Written exercise
Extract all lines from the data beneath that include the word "Trust".

Given records
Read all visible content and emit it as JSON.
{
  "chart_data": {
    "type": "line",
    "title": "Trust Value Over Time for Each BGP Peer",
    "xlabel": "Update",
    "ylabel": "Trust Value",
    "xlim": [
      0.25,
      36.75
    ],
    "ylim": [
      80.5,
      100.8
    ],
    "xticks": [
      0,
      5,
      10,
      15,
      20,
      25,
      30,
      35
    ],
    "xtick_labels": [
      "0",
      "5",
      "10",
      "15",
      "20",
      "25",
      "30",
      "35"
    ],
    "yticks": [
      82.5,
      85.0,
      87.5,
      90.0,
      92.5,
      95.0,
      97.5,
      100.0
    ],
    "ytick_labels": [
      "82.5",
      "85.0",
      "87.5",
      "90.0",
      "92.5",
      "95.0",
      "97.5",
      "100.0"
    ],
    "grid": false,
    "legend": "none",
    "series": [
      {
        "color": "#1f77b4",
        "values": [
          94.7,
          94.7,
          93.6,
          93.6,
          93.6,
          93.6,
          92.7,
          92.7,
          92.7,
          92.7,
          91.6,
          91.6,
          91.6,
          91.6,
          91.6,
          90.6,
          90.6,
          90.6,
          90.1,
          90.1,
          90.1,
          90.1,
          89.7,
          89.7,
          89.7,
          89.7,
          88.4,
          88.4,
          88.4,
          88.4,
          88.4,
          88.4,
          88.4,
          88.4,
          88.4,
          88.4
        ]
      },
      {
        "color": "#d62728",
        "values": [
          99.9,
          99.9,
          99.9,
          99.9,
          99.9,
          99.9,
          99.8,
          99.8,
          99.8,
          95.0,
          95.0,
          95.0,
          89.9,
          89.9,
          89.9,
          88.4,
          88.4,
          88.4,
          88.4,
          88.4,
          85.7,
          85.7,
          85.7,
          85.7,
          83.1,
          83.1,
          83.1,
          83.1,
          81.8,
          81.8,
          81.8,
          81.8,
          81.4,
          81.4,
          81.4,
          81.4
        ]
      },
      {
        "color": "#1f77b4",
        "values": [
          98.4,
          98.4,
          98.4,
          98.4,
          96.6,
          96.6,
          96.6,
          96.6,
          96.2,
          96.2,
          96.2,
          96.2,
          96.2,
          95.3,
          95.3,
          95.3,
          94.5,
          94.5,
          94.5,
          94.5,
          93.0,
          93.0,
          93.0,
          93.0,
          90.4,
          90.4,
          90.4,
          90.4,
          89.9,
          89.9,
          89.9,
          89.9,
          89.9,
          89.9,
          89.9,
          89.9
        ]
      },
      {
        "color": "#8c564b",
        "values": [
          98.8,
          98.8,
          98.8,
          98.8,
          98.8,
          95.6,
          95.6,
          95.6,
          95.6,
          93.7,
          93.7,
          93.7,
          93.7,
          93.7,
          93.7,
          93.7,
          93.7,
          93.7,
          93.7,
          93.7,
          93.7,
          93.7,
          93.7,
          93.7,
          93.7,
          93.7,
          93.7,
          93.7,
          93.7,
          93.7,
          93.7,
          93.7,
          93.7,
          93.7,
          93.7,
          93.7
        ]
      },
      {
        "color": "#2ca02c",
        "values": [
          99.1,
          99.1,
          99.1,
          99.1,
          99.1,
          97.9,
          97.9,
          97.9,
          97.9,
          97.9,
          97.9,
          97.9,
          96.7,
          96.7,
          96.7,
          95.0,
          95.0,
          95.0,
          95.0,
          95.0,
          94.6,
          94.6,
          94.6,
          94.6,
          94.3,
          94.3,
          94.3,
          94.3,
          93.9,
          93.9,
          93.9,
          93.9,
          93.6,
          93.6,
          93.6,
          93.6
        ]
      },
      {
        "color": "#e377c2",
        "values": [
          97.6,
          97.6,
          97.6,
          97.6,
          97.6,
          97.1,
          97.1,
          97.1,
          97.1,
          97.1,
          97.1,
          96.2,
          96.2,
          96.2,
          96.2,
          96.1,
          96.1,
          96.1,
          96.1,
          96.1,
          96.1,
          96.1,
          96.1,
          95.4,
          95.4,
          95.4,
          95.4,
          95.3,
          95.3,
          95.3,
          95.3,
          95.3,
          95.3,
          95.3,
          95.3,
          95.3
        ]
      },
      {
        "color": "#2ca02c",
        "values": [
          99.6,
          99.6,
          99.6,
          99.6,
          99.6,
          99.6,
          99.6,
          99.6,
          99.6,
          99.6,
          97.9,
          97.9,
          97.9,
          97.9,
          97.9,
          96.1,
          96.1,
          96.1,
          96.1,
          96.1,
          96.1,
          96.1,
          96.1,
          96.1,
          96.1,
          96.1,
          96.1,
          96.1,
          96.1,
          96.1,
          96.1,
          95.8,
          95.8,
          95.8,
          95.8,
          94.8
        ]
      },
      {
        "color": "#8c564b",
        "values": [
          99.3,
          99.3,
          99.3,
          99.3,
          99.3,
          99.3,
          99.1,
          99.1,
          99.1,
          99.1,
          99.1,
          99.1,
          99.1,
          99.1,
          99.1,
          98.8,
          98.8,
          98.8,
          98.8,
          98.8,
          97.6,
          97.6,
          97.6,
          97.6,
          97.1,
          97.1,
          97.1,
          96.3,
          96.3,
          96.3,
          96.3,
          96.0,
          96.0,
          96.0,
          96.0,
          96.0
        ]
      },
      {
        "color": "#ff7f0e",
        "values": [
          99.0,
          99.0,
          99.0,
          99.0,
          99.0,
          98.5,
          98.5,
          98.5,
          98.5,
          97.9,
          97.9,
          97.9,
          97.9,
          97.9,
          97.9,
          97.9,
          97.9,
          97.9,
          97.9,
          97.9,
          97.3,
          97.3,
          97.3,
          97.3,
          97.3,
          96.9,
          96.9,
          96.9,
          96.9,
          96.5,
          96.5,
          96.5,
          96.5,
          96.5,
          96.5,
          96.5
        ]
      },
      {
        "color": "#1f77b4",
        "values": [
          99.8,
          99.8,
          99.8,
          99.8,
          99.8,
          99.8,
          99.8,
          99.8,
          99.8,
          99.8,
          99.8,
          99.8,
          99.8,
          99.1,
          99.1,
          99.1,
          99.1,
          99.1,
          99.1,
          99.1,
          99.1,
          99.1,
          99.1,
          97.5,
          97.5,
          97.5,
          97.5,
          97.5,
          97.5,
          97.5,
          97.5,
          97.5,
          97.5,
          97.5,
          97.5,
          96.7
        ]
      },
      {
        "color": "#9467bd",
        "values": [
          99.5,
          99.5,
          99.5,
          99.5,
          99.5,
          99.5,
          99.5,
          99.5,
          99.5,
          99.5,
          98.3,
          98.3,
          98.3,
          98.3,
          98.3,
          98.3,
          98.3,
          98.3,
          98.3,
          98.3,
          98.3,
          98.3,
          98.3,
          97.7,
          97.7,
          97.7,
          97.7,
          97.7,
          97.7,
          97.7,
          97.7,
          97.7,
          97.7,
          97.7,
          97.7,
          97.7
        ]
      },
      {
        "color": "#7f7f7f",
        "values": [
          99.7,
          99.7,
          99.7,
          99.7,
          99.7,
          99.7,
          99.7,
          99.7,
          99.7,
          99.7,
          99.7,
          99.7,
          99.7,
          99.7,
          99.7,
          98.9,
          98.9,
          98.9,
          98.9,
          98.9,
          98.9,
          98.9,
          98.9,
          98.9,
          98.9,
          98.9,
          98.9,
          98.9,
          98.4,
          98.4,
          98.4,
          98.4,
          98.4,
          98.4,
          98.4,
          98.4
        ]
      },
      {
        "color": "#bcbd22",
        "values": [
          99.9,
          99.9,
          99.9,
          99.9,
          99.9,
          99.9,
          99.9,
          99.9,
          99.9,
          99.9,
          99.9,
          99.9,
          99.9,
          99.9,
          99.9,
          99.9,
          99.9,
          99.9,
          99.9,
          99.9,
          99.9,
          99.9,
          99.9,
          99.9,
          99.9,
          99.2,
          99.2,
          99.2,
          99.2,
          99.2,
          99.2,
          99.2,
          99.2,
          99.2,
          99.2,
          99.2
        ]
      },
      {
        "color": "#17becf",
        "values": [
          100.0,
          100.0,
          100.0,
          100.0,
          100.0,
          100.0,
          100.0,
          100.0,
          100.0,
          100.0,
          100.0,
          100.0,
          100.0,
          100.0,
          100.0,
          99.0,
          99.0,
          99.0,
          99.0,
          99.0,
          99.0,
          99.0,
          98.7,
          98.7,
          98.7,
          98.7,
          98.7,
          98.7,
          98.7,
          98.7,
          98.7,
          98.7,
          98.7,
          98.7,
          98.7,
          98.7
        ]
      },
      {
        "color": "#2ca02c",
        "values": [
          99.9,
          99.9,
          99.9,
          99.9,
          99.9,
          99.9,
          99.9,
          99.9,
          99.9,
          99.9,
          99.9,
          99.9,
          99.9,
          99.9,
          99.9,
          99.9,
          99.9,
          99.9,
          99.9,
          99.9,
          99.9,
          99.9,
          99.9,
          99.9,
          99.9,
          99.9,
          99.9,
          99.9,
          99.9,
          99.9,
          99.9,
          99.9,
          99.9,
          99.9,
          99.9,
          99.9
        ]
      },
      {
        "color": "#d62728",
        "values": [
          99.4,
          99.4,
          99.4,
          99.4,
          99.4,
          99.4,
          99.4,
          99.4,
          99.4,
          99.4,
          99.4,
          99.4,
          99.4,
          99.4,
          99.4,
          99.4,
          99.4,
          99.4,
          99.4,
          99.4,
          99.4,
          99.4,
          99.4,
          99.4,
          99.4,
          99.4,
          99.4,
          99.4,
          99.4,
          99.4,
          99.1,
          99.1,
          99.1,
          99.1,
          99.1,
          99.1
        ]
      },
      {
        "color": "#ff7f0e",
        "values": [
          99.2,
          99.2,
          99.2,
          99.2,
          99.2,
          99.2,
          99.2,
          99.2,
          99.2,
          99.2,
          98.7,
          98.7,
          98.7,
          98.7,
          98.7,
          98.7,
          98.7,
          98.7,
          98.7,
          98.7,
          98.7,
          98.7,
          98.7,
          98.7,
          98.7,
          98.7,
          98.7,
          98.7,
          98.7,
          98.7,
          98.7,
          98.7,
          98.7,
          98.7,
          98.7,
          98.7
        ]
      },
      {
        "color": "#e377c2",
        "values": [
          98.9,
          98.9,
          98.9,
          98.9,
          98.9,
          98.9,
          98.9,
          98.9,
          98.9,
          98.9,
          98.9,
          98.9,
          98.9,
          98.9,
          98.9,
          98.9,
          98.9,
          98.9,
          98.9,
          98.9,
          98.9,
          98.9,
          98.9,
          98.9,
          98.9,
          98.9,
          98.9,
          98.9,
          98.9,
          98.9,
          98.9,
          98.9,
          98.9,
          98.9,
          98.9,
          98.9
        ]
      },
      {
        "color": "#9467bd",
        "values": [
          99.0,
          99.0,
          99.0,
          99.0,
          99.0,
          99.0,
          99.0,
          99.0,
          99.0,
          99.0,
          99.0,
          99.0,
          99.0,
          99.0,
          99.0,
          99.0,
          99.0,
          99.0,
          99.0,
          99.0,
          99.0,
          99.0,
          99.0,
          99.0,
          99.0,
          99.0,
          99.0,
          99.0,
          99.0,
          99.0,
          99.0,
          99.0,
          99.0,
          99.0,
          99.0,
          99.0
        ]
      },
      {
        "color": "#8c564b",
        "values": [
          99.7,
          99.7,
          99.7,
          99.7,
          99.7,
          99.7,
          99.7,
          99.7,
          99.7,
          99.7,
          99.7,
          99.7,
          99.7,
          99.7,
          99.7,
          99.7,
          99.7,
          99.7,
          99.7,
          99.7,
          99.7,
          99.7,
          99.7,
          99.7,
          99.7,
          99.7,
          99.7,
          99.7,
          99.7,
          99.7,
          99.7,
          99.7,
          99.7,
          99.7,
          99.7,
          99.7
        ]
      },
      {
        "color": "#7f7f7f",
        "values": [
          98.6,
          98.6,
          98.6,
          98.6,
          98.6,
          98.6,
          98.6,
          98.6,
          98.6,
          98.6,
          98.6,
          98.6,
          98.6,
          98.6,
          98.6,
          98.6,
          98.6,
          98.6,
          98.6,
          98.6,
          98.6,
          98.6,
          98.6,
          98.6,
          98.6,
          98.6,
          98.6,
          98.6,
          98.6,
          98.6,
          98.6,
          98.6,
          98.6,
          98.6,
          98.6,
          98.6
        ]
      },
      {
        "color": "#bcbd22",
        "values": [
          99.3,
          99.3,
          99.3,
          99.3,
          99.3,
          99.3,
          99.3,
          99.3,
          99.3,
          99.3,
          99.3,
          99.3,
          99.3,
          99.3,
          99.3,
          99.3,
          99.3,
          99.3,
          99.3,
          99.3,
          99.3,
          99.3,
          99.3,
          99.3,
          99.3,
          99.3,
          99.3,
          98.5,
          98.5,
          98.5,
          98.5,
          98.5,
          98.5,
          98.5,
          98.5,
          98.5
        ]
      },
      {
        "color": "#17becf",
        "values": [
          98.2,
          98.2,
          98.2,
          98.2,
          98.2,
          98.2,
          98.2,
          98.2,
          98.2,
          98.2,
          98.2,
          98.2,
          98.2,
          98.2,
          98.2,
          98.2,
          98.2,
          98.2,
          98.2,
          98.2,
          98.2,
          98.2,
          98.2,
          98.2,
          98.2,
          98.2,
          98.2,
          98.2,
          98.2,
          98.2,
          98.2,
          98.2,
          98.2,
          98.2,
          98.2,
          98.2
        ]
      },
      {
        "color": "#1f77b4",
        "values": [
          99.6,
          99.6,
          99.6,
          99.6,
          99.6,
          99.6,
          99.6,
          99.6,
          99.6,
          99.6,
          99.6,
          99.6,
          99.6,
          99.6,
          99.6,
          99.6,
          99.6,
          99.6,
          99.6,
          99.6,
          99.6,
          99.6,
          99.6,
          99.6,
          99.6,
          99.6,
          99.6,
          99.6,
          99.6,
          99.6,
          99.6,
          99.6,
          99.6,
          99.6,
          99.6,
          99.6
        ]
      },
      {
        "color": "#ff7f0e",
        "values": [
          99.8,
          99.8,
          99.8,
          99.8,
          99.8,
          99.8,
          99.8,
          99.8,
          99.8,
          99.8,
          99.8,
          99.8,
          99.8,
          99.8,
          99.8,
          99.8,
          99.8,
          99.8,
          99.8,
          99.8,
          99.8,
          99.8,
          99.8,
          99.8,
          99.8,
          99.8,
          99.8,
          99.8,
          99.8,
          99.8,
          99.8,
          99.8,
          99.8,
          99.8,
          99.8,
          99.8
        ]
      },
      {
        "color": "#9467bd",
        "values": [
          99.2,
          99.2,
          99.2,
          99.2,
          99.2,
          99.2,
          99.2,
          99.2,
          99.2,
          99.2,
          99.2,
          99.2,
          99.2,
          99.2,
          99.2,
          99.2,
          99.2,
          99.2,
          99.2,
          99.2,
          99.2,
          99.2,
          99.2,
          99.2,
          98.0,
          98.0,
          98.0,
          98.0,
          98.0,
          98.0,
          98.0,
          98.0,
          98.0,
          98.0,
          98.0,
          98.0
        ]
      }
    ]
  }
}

Answer to the problem
    "title": "Trust Value Over Time for Each BGP Peer",
    "ylabel": "Trust Value",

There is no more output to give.